EXERCISE BRIEF: Will you quote all of the entries, word for word?

[Recorded data]

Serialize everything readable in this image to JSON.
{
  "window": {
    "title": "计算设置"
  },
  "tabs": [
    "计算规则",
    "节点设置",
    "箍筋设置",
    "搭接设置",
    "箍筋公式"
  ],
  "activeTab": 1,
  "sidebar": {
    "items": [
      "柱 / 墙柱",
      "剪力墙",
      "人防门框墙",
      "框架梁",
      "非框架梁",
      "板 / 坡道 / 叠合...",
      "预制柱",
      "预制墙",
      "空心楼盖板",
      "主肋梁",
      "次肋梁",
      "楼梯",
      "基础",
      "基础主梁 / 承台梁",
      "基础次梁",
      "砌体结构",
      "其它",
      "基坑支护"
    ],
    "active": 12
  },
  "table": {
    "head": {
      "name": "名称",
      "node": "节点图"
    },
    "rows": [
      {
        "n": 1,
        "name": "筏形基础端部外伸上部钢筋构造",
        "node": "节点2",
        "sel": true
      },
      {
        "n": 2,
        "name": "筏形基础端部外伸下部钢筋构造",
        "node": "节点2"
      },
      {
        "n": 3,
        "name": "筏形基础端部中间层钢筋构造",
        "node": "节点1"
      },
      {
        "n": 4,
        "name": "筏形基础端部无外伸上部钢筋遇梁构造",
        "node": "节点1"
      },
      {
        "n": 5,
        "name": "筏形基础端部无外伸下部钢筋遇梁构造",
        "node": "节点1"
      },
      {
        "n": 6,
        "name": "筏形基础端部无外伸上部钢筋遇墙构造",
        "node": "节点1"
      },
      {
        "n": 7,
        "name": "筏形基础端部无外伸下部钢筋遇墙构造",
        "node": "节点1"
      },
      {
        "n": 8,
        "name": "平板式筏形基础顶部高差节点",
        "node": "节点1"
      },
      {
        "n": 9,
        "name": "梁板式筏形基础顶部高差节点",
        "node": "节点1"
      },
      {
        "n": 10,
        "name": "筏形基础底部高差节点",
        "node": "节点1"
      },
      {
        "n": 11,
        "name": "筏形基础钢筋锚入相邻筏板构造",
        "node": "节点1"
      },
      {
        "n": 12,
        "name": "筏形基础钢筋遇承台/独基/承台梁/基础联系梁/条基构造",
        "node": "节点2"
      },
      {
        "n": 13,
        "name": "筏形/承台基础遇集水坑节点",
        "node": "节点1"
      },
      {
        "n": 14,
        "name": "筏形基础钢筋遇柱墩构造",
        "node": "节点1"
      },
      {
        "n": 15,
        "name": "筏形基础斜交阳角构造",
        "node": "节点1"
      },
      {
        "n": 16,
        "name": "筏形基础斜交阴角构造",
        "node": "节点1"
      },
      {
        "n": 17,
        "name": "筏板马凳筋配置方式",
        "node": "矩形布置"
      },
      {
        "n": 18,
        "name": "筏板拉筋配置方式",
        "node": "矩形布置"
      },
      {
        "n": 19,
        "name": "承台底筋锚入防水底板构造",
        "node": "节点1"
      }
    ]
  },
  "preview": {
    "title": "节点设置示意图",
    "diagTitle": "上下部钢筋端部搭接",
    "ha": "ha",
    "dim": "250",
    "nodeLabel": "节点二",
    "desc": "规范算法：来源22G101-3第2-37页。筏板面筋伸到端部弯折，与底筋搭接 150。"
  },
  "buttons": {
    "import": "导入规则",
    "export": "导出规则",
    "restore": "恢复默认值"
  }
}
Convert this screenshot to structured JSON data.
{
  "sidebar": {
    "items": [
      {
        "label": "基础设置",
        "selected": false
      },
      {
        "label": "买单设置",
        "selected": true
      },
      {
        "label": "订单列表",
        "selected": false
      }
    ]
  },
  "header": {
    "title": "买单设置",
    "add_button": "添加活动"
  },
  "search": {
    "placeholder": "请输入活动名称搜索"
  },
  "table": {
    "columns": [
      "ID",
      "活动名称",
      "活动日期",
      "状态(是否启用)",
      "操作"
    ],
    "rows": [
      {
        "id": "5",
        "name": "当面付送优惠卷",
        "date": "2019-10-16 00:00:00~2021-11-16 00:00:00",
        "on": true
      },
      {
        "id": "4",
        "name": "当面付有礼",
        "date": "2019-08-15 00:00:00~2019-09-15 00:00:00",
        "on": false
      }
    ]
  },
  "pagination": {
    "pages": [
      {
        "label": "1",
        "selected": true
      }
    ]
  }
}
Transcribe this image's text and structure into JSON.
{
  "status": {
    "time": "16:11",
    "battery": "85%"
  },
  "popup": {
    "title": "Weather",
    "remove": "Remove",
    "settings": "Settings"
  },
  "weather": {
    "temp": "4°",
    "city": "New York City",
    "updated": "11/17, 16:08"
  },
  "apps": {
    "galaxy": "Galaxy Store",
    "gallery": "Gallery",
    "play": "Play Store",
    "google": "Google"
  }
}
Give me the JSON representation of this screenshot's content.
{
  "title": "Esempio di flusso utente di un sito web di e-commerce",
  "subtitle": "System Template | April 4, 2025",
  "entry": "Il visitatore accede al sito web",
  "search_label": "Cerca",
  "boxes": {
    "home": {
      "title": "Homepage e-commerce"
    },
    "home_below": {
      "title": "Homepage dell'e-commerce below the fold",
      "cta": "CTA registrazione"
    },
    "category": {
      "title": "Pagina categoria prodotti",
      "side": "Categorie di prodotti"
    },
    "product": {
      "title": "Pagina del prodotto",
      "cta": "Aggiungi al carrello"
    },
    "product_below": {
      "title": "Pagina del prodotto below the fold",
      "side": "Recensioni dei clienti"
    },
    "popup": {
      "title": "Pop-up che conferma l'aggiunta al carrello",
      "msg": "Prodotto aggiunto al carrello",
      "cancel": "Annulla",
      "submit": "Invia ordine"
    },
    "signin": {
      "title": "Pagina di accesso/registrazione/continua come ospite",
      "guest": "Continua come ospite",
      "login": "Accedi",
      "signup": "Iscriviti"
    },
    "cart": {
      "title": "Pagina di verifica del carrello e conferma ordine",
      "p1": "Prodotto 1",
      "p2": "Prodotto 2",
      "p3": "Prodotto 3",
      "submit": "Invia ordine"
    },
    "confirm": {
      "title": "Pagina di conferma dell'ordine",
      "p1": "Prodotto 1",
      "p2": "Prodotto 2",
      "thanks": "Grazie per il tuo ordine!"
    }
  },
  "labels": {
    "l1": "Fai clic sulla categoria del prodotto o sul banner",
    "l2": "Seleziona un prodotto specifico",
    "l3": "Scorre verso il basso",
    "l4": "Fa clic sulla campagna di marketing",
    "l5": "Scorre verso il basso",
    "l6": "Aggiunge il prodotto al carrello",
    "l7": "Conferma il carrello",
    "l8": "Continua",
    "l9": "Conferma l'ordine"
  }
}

WRITTEN RESPONSE:
Serialize everything readable in this image to JSON.
{
  "window": {
    "title": "计算设置"
  },
  "tabs": [
    "计算规则",
    "节点设置",
    "箍筋设置",
    "搭接设置",
    "箍筋公式"
  ],
  "activeTab": 1,
  "sidebar": {
    "items": [
      "柱 / 墙柱",
      "剪力墙",
      "人防门框墙",
      "框架梁",
      "非框架梁",
      "板 / 坡道 / 叠合...",
      "预制柱",
      "预制墙",
      "空心楼盖板",
      "主肋梁",
      "次肋梁",
      "楼梯",
      "基础",
      "基础主梁 / 承台梁",
      "基础次梁",
      "砌体结构",
      "其它",
      "基坑支护"
    ],
    "active": 12
  },
  "table": {
    "head": {
      "name": "名称",
      "node": "节点图"
    },
    "rows": [
      {
        "n": 1,
        "name": "筏形基础端部外伸上部钢筋构造",
        "node": "节点2",
        "sel": true
      },
      {
        "n": 2,
        "name": "筏形基础端部外伸下部钢筋构造",
        "node": "节点2"
      },
      {
        "n": 3,
        "name": "筏形基础端部中间层钢筋构造",
        "node": "节点1"
      },
      {
        "n": 4,
        "name": "筏形基础端部无外伸上部钢筋遇梁构造",
        "node": "节点1"
      },
      {
        "n": 5,
        "name": "筏形基础端部无外伸下部钢筋遇梁构造",
        "node": "节点1"
      },
      {
        "n": 6,
        "name": "筏形基础端部无外伸上部钢筋遇墙构造",
        "node": "节点1"
      },
      {
        "n": 7,
        "name": "筏形基础端部无外伸下部钢筋遇墙构造",
        "node": "节点1"
      },
      {
        "n": 8,
        "name": "平板式筏形基础顶部高差节点",
        "node": "节点1"
      },
      {
        "n": 9,
        "name": "梁板式筏形基础顶部高差节点",
        "node": "节点1"
      },
      {
        "n": 10,
        "name": "筏形基础底部高差节点",
        "node": "节点1"
      },
      {
        "n": 11,
        "name": "筏形基础钢筋锚入相邻筏板构造",
        "node": "节点1"
      },
      {
        "n": 12,
        "name": "筏形基础钢筋遇承台/独基/承台梁/基础联系梁/条基构造",
        "node": "节点2"
      },
      {
        "n": 13,
        "name": "筏形/承台基础遇集水坑节点",
        "node": "节点1"
      },
      {
        "n": 14,
        "name": "筏形基础钢筋遇柱墩构造",
        "node": "节点1"
      },
      {
        "n": 15,
        "name": "筏形基础斜交阳角构造",
        "node": "节点1"
      },
      {
        "n": 16,
        "name": "筏形基础斜交阴角构造",
        "node": "节点1"
      },
      {
        "n": 17,
        "name": "筏板马凳筋配置方式",
        "node": "矩形布置"
      },
      {
        "n": 18,
        "name": "筏板拉筋配置方式",
        "node": "矩形布置"
      },
      {
        "n": 19,
        "name": "承台底筋锚入防水底板构造",
        "node": "节点1"
      }
    ]
  },
  "preview": {
    "title": "节点设置示意图",
    "diagTitle": "上下部钢筋端部搭接",
    "ha": "ha",
    "dim": "250",
    "nodeLabel": "节点二",
    "desc": "规范算法：来源22G101-3第2-37页。筏板面筋伸到端部弯折，与底筋搭接 150。"
  },
  "buttons": {
    "import": "导入规则",
    "export": "导出规则",
    "restore": "恢复默认值"
  }
}
Convert this screenshot to structured JSON data.
{
  "sidebar": {
    "items": [
      {
        "label": "基础设置",
        "selected": false
      },
      {
        "label": "买单设置",
        "selected": true
      },
      {
        "label": "订单列表",
        "selected": false
      }
    ]
  },
  "header": {
    "title": "买单设置",
    "add_button": "添加活动"
  },
  "search": {
    "placeholder": "请输入活动名称搜索"
  },
  "table": {
    "columns": [
      "ID",
      "活动名称",
      "活动日期",
      "状态(是否启用)",
      "操作"
    ],
    "rows": [
      {
        "id": "5",
        "name": "当面付送优惠卷",
        "date": "2019-10-16 00:00:00~2021-11-16 00:00:00",
        "on": true
      },
      {
        "id": "4",
        "name": "当面付有礼",
        "date": "2019-08-15 00:00:00~2019-09-15 00:00:00",
        "on": false
      }
    ]
  },
  "pagination": {
    "pages": [
      {
        "label": "1",
        "selected": true
      }
    ]
  }
}
Transcribe this image's text and structure into JSON.
{
  "status": {
    "time": "16:11",
    "battery": "85%"
  },
  "popup": {
    "title": "Weather",
    "remove": "Remove",
    "settings": "Settings"
  },
  "weather": {
    "temp": "4°",
    "city": "New York City",
    "updated": "11/17, 16:08"
  },
  "apps": {
    "galaxy": "Galaxy Store",
    "gallery": "Gallery",
    "play": "Play Store",
    "google": "Google"
  }
}
Give me the JSON representation of this screenshot's content.
{
  "title": "Esempio di flusso utente di un sito web di e-commerce",
  "subtitle": "System Template | April 4, 2025",
  "entry": "Il visitatore accede al sito web",
  "search_label": "Cerca",
  "boxes": {
    "home": {
      "title": "Homepage e-commerce"
    },
    "home_below": {
      "title": "Homepage dell'e-commerce below the fold",
      "cta": "CTA registrazione"
    },
    "category": {
      "title": "Pagina categoria prodotti",
      "side": "Categorie di prodotti"
    },
    "product": {
      "title": "Pagina del prodotto",
      "cta": "Aggiungi al carrello"
    },
    "product_below": {
      "title": "Pagina del prodotto below the fold",
      "side": "Recensioni dei clienti"
    },
    "popup": {
      "title": "Pop-up che conferma l'aggiunta al carrello",
      "msg": "Prodotto aggiunto al carrello",
      "cancel": "Annulla",
      "submit": "Invia ordine"
    },
    "signin": {
      "title": "Pagina di accesso/registrazione/continua come ospite",
      "guest": "Continua come ospite",
      "login": "Accedi",
      "signup": "Iscriviti"
    },
    "cart": {
      "title": "Pagina di verifica del carrello e conferma ordine",
      "p1": "Prodotto 1",
      "p2": "Prodotto 2",
      "p3": "Prodotto 3",
      "submit": "Invia ordine"
    },
    "confirm": {
      "title": "Pagina di conferma dell'ordine",
      "p1": "Prodotto 1",
      "p2": "Prodotto 2",
      "thanks": "Grazie per il tuo ordine!"
    }
  },
  "labels": {
    "l1": "Fai clic sulla categoria del prodotto o sul banner",
    "l2": "Seleziona un prodotto specifico",
    "l3": "Scorre verso il basso",
    "l4": "Fa clic sulla campagna di marketing",
    "l5": "Scorre verso il basso",
    "l6": "Aggiunge il prodotto al carrello",
    "l7": "Conferma il carrello",
    "l8": "Continua",
    "l9": "Conferma l'ordine"
  }
}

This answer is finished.